__Task instructions__
Reproduce all records exactly.

Data entries
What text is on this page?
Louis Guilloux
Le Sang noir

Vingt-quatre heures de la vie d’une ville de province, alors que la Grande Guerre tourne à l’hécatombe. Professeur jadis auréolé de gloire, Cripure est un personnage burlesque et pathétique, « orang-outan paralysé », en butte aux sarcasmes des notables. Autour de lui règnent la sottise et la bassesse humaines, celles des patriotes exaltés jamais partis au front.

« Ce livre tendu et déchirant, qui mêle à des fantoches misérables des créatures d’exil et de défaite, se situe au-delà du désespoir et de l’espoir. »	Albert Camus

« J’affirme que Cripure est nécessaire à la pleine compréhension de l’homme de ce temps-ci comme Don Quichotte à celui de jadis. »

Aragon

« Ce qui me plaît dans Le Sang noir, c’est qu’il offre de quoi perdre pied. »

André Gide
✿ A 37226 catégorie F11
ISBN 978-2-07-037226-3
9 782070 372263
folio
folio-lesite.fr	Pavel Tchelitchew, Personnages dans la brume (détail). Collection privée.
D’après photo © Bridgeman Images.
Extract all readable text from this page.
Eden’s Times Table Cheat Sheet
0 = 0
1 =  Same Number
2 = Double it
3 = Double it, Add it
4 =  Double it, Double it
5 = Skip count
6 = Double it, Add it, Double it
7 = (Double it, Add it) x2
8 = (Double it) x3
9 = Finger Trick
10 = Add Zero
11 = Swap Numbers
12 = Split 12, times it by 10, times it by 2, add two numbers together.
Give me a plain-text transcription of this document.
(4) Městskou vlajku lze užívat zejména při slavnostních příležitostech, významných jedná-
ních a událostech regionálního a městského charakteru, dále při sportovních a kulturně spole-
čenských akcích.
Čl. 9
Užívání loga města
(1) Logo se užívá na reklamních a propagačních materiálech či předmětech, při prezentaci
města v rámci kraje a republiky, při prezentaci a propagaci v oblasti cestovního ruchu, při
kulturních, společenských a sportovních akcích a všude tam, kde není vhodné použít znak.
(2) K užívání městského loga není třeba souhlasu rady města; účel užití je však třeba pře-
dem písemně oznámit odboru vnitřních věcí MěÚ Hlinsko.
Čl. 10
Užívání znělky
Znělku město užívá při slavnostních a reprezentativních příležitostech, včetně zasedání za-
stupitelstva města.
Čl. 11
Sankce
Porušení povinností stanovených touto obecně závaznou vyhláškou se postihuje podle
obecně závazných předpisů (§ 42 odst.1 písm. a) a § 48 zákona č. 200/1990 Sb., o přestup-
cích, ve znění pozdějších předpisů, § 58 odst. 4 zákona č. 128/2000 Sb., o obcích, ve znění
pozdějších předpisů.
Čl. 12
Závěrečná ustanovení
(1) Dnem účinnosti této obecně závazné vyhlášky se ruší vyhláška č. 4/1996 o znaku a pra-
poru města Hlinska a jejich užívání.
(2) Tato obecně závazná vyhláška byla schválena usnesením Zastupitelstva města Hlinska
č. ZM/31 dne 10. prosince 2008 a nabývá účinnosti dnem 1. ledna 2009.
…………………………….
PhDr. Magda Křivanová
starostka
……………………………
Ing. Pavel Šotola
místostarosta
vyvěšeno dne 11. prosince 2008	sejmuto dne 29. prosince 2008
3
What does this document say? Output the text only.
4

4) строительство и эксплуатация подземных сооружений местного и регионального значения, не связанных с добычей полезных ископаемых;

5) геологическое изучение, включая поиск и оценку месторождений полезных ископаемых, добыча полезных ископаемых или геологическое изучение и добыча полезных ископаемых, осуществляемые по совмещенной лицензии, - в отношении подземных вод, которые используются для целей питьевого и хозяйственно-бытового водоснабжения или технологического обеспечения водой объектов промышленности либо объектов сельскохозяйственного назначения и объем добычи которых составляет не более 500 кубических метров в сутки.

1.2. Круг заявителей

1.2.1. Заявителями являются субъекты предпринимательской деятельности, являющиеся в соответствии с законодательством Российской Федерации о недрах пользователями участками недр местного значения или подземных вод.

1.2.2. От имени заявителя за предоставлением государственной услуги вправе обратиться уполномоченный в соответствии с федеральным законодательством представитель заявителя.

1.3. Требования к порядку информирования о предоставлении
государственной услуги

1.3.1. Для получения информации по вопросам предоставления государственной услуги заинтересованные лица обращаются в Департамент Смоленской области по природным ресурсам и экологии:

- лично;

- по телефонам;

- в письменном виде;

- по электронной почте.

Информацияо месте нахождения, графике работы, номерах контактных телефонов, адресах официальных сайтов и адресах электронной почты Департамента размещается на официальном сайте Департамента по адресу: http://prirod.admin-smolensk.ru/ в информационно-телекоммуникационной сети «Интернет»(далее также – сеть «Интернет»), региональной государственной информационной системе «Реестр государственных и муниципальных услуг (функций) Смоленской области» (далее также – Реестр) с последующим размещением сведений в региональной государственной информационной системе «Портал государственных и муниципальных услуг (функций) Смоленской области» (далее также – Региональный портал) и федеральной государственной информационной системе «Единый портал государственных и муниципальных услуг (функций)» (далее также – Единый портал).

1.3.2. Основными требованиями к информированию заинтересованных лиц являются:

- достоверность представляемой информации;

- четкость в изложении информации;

__Answer to this task__
What text is on this page?
Louis Guilloux
Le Sang noir

Vingt-quatre heures de la vie d’une ville de province, alors que la Grande Guerre tourne à l’hécatombe. Professeur jadis auréolé de gloire, Cripure est un personnage burlesque et pathétique, « orang-outan paralysé », en butte aux sarcasmes des notables. Autour de lui règnent la sottise et la bassesse humaines, celles des patriotes exaltés jamais partis au front.

« Ce livre tendu et déchirant, qui mêle à des fantoches misérables des créatures d’exil et de défaite, se situe au-delà du désespoir et de l’espoir. »	Albert Camus

« J’affirme que Cripure est nécessaire à la pleine compréhension de l’homme de ce temps-ci comme Don Quichotte à celui de jadis. »

Aragon

« Ce qui me plaît dans Le Sang noir, c’est qu’il offre de quoi perdre pied. »

André Gide
✿ A 37226 catégorie F11
ISBN 978-2-07-037226-3
9 782070 372263
folio
folio-lesite.fr	Pavel Tchelitchew, Personnages dans la brume (détail). Collection privée.
D’après photo © Bridgeman Images.
Extract all readable text from this page.
Eden’s Times Table Cheat Sheet
0 = 0
1 =  Same Number
2 = Double it
3 = Double it, Add it
4 =  Double it, Double it
5 = Skip count
6 = Double it, Add it, Double it
7 = (Double it, Add it) x2
8 = (Double it) x3
9 = Finger Trick
10 = Add Zero
11 = Swap Numbers
12 = Split 12, times it by 10, times it by 2, add two numbers together.
Give me a plain-text transcription of this document.
(4) Městskou vlajku lze užívat zejména při slavnostních příležitostech, významných jedná-
ních a událostech regionálního a městského charakteru, dále při sportovních a kulturně spole-
čenských akcích.
Čl. 9
Užívání loga města
(1) Logo se užívá na reklamních a propagačních materiálech či předmětech, při prezentaci
města v rámci kraje a republiky, při prezentaci a propagaci v oblasti cestovního ruchu, při
kulturních, společenských a sportovních akcích a všude tam, kde není vhodné použít znak.
(2) K užívání městského loga není třeba souhlasu rady města; účel užití je však třeba pře-
dem písemně oznámit odboru vnitřních věcí MěÚ Hlinsko.
Čl. 10
Užívání znělky
Znělku město užívá při slavnostních a reprezentativních příležitostech, včetně zasedání za-
stupitelstva města.
Čl. 11
Sankce
Porušení povinností stanovených touto obecně závaznou vyhláškou se postihuje podle
obecně závazných předpisů (§ 42 odst.1 písm. a) a § 48 zákona č. 200/1990 Sb., o přestup-
cích, ve znění pozdějších předpisů, § 58 odst. 4 zákona č. 128/2000 Sb., o obcích, ve znění
pozdějších předpisů.
Čl. 12
Závěrečná ustanovení
(1) Dnem účinnosti této obecně závazné vyhlášky se ruší vyhláška č. 4/1996 o znaku a pra-
poru města Hlinska a jejich užívání.
(2) Tato obecně závazná vyhláška byla schválena usnesením Zastupitelstva města Hlinska
č. ZM/31 dne 10. prosince 2008 a nabývá účinnosti dnem 1. ledna 2009.
…………………………….
PhDr. Magda Křivanová
starostka
……………………………
Ing. Pavel Šotola
místostarosta
vyvěšeno dne 11. prosince 2008	sejmuto dne 29. prosince 2008
3
What does this document say? Output the text only.
4

4) строительство и эксплуатация подземных сооружений местного и регионального значения, не связанных с добычей полезных ископаемых;

5) геологическое изучение, включая поиск и оценку месторождений полезных ископаемых, добыча полезных ископаемых или геологическое изучение и добыча полезных ископаемых, осуществляемые по совмещенной лицензии, - в отношении подземных вод, которые используются для целей питьевого и хозяйственно-бытового водоснабжения или технологического обеспечения водой объектов промышленности либо объектов сельскохозяйственного назначения и объем добычи которых составляет не более 500 кубических метров в сутки.

1.2. Круг заявителей

1.2.1. Заявителями являются субъекты предпринимательской деятельности, являющиеся в соответствии с законодательством Российской Федерации о недрах пользователями участками недр местного значения или подземных вод.

1.2.2. От имени заявителя за предоставлением государственной услуги вправе обратиться уполномоченный в соответствии с федеральным законодательством представитель заявителя.

1.3. Требования к порядку информирования о предоставлении
государственной услуги

1.3.1. Для получения информации по вопросам предоставления государственной услуги заинтересованные лица обращаются в Департамент Смоленской области по природным ресурсам и экологии:

- лично;

- по телефонам;

- в письменном виде;

- по электронной почте.

Информацияо месте нахождения, графике работы, номерах контактных телефонов, адресах официальных сайтов и адресах электронной почты Департамента размещается на официальном сайте Департамента по адресу: http://prirod.admin-smolensk.ru/ в информационно-телекоммуникационной сети «Интернет»(далее также – сеть «Интернет»), региональной государственной информационной системе «Реестр государственных и муниципальных услуг (функций) Смоленской области» (далее также – Реестр) с последующим размещением сведений в региональной государственной информационной системе «Портал государственных и муниципальных услуг (функций) Смоленской области» (далее также – Региональный портал) и федеральной государственной информационной системе «Единый портал государственных и муниципальных услуг (функций)» (далее также – Единый портал).

1.3.2. Основными требованиями к информированию заинтересованных лиц являются:

- достоверность представляемой информации;

- четкость в изложении информации;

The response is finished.